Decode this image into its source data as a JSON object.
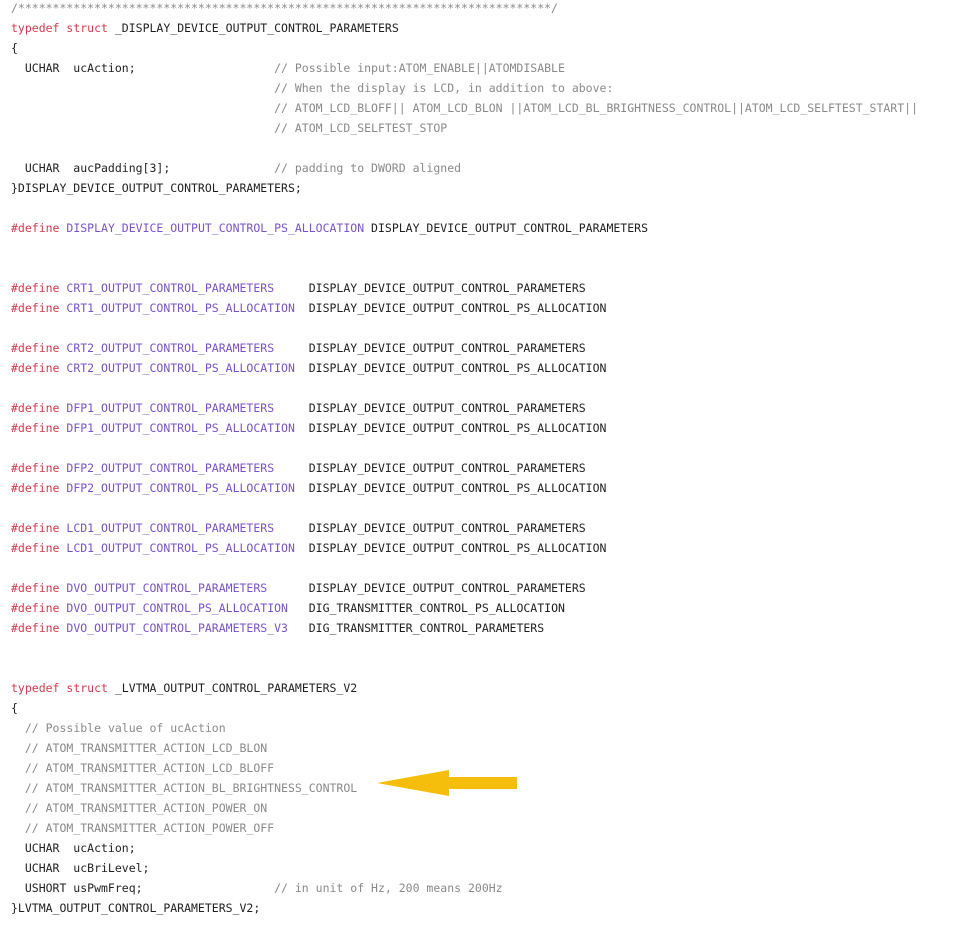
{
  "code_lines": [
    {
      "spans": [
        {
          "t": "cm",
          "v": "/*****************************************************************************/"
        }
      ]
    },
    {
      "spans": [
        {
          "t": "kw",
          "v": "typedef"
        },
        {
          "t": "tx",
          "v": " "
        },
        {
          "t": "kw",
          "v": "struct"
        },
        {
          "t": "tx",
          "v": " _DISPLAY_DEVICE_OUTPUT_CONTROL_PARAMETERS"
        }
      ]
    },
    {
      "spans": [
        {
          "t": "tx",
          "v": "{"
        }
      ]
    },
    {
      "spans": [
        {
          "t": "tx",
          "v": "  UCHAR  ucAction;                    "
        },
        {
          "t": "cm",
          "v": "// Possible input:ATOM_ENABLE||ATOMDISABLE"
        }
      ]
    },
    {
      "spans": [
        {
          "t": "tx",
          "v": "                                      "
        },
        {
          "t": "cm",
          "v": "// When the display is LCD, in addition to above:"
        }
      ]
    },
    {
      "spans": [
        {
          "t": "tx",
          "v": "                                      "
        },
        {
          "t": "cm",
          "v": "// ATOM_LCD_BLOFF|| ATOM_LCD_BLON ||ATOM_LCD_BL_BRIGHTNESS_CONTROL||ATOM_LCD_SELFTEST_START||"
        }
      ]
    },
    {
      "spans": [
        {
          "t": "tx",
          "v": "                                      "
        },
        {
          "t": "cm",
          "v": "// ATOM_LCD_SELFTEST_STOP"
        }
      ]
    },
    {
      "spans": []
    },
    {
      "spans": [
        {
          "t": "tx",
          "v": "  UCHAR  aucPadding[3];               "
        },
        {
          "t": "cm",
          "v": "// padding to DWORD aligned"
        }
      ]
    },
    {
      "spans": [
        {
          "t": "tx",
          "v": "}DISPLAY_DEVICE_OUTPUT_CONTROL_PARAMETERS;"
        }
      ]
    },
    {
      "spans": []
    },
    {
      "spans": [
        {
          "t": "kw",
          "v": "#define"
        },
        {
          "t": "tx",
          "v": " "
        },
        {
          "t": "mac",
          "v": "DISPLAY_DEVICE_OUTPUT_CONTROL_PS_ALLOCATION"
        },
        {
          "t": "tx",
          "v": " DISPLAY_DEVICE_OUTPUT_CONTROL_PARAMETERS"
        }
      ]
    },
    {
      "spans": []
    },
    {
      "spans": []
    },
    {
      "spans": [
        {
          "t": "kw",
          "v": "#define"
        },
        {
          "t": "tx",
          "v": " "
        },
        {
          "t": "mac",
          "v": "CRT1_OUTPUT_CONTROL_PARAMETERS"
        },
        {
          "t": "tx",
          "v": "     DISPLAY_DEVICE_OUTPUT_CONTROL_PARAMETERS"
        }
      ]
    },
    {
      "spans": [
        {
          "t": "kw",
          "v": "#define"
        },
        {
          "t": "tx",
          "v": " "
        },
        {
          "t": "mac",
          "v": "CRT1_OUTPUT_CONTROL_PS_ALLOCATION"
        },
        {
          "t": "tx",
          "v": "  DISPLAY_DEVICE_OUTPUT_CONTROL_PS_ALLOCATION"
        }
      ]
    },
    {
      "spans": []
    },
    {
      "spans": [
        {
          "t": "kw",
          "v": "#define"
        },
        {
          "t": "tx",
          "v": " "
        },
        {
          "t": "mac",
          "v": "CRT2_OUTPUT_CONTROL_PARAMETERS"
        },
        {
          "t": "tx",
          "v": "     DISPLAY_DEVICE_OUTPUT_CONTROL_PARAMETERS"
        }
      ]
    },
    {
      "spans": [
        {
          "t": "kw",
          "v": "#define"
        },
        {
          "t": "tx",
          "v": " "
        },
        {
          "t": "mac",
          "v": "CRT2_OUTPUT_CONTROL_PS_ALLOCATION"
        },
        {
          "t": "tx",
          "v": "  DISPLAY_DEVICE_OUTPUT_CONTROL_PS_ALLOCATION"
        }
      ]
    },
    {
      "spans": []
    },
    {
      "spans": [
        {
          "t": "kw",
          "v": "#define"
        },
        {
          "t": "tx",
          "v": " "
        },
        {
          "t": "mac",
          "v": "DFP1_OUTPUT_CONTROL_PARAMETERS"
        },
        {
          "t": "tx",
          "v": "     DISPLAY_DEVICE_OUTPUT_CONTROL_PARAMETERS"
        }
      ]
    },
    {
      "spans": [
        {
          "t": "kw",
          "v": "#define"
        },
        {
          "t": "tx",
          "v": " "
        },
        {
          "t": "mac",
          "v": "DFP1_OUTPUT_CONTROL_PS_ALLOCATION"
        },
        {
          "t": "tx",
          "v": "  DISPLAY_DEVICE_OUTPUT_CONTROL_PS_ALLOCATION"
        }
      ]
    },
    {
      "spans": []
    },
    {
      "spans": [
        {
          "t": "kw",
          "v": "#define"
        },
        {
          "t": "tx",
          "v": " "
        },
        {
          "t": "mac",
          "v": "DFP2_OUTPUT_CONTROL_PARAMETERS"
        },
        {
          "t": "tx",
          "v": "     DISPLAY_DEVICE_OUTPUT_CONTROL_PARAMETERS"
        }
      ]
    },
    {
      "spans": [
        {
          "t": "kw",
          "v": "#define"
        },
        {
          "t": "tx",
          "v": " "
        },
        {
          "t": "mac",
          "v": "DFP2_OUTPUT_CONTROL_PS_ALLOCATION"
        },
        {
          "t": "tx",
          "v": "  DISPLAY_DEVICE_OUTPUT_CONTROL_PS_ALLOCATION"
        }
      ]
    },
    {
      "spans": []
    },
    {
      "spans": [
        {
          "t": "kw",
          "v": "#define"
        },
        {
          "t": "tx",
          "v": " "
        },
        {
          "t": "mac",
          "v": "LCD1_OUTPUT_CONTROL_PARAMETERS"
        },
        {
          "t": "tx",
          "v": "     DISPLAY_DEVICE_OUTPUT_CONTROL_PARAMETERS"
        }
      ]
    },
    {
      "spans": [
        {
          "t": "kw",
          "v": "#define"
        },
        {
          "t": "tx",
          "v": " "
        },
        {
          "t": "mac",
          "v": "LCD1_OUTPUT_CONTROL_PS_ALLOCATION"
        },
        {
          "t": "tx",
          "v": "  DISPLAY_DEVICE_OUTPUT_CONTROL_PS_ALLOCATION"
        }
      ]
    },
    {
      "spans": []
    },
    {
      "spans": [
        {
          "t": "kw",
          "v": "#define"
        },
        {
          "t": "tx",
          "v": " "
        },
        {
          "t": "mac",
          "v": "DVO_OUTPUT_CONTROL_PARAMETERS"
        },
        {
          "t": "tx",
          "v": "      DISPLAY_DEVICE_OUTPUT_CONTROL_PARAMETERS"
        }
      ]
    },
    {
      "spans": [
        {
          "t": "kw",
          "v": "#define"
        },
        {
          "t": "tx",
          "v": " "
        },
        {
          "t": "mac",
          "v": "DVO_OUTPUT_CONTROL_PS_ALLOCATION"
        },
        {
          "t": "tx",
          "v": "   DIG_TRANSMITTER_CONTROL_PS_ALLOCATION"
        }
      ]
    },
    {
      "spans": [
        {
          "t": "kw",
          "v": "#define"
        },
        {
          "t": "tx",
          "v": " "
        },
        {
          "t": "mac",
          "v": "DVO_OUTPUT_CONTROL_PARAMETERS_V3"
        },
        {
          "t": "tx",
          "v": "   DIG_TRANSMITTER_CONTROL_PARAMETERS"
        }
      ]
    },
    {
      "spans": []
    },
    {
      "spans": []
    },
    {
      "spans": [
        {
          "t": "kw",
          "v": "typedef"
        },
        {
          "t": "tx",
          "v": " "
        },
        {
          "t": "kw",
          "v": "struct"
        },
        {
          "t": "tx",
          "v": " _LVTMA_OUTPUT_CONTROL_PARAMETERS_V2"
        }
      ]
    },
    {
      "spans": [
        {
          "t": "tx",
          "v": "{"
        }
      ]
    },
    {
      "spans": [
        {
          "t": "tx",
          "v": "  "
        },
        {
          "t": "cm",
          "v": "// Possible value of ucAction"
        }
      ]
    },
    {
      "spans": [
        {
          "t": "tx",
          "v": "  "
        },
        {
          "t": "cm",
          "v": "// ATOM_TRANSMITTER_ACTION_LCD_BLON"
        }
      ]
    },
    {
      "spans": [
        {
          "t": "tx",
          "v": "  "
        },
        {
          "t": "cm",
          "v": "// ATOM_TRANSMITTER_ACTION_LCD_BLOFF"
        }
      ]
    },
    {
      "spans": [
        {
          "t": "tx",
          "v": "  "
        },
        {
          "t": "cm",
          "v": "// ATOM_TRANSMITTER_ACTION_BL_BRIGHTNESS_CONTROL"
        }
      ]
    },
    {
      "spans": [
        {
          "t": "tx",
          "v": "  "
        },
        {
          "t": "cm",
          "v": "// ATOM_TRANSMITTER_ACTION_POWER_ON"
        }
      ]
    },
    {
      "spans": [
        {
          "t": "tx",
          "v": "  "
        },
        {
          "t": "cm",
          "v": "// ATOM_TRANSMITTER_ACTION_POWER_OFF"
        }
      ]
    },
    {
      "spans": [
        {
          "t": "tx",
          "v": "  UCHAR  ucAction;"
        }
      ]
    },
    {
      "spans": [
        {
          "t": "tx",
          "v": "  UCHAR  ucBriLevel;"
        }
      ]
    },
    {
      "spans": [
        {
          "t": "tx",
          "v": "  USHORT usPwmFreq;                   "
        },
        {
          "t": "cm",
          "v": "// in unit of Hz, 200 means 200Hz"
        }
      ]
    },
    {
      "spans": [
        {
          "t": "tx",
          "v": "}LVTMA_OUTPUT_CONTROL_PARAMETERS_V2;"
        }
      ]
    }
  ],
  "colors": {
    "keyword": "#d73a49",
    "macro": "#7a52c9",
    "comment": "#8a8a8a",
    "text": "#1f1f1f",
    "arrow": "#f5bd0c"
  },
  "annotation": {
    "icon": "left-arrow-icon"
  }
}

Request
Look through the entries above for the word "UCHAR". Copy every line where it shows up.

Exercise solution
          "v": "  UCHAR  ucAction;                    "
          "v": "  UCHAR  aucPadding[3];               "
          "v": "  UCHAR  ucAction;"
          "v": "  UCHAR  ucBriLevel;"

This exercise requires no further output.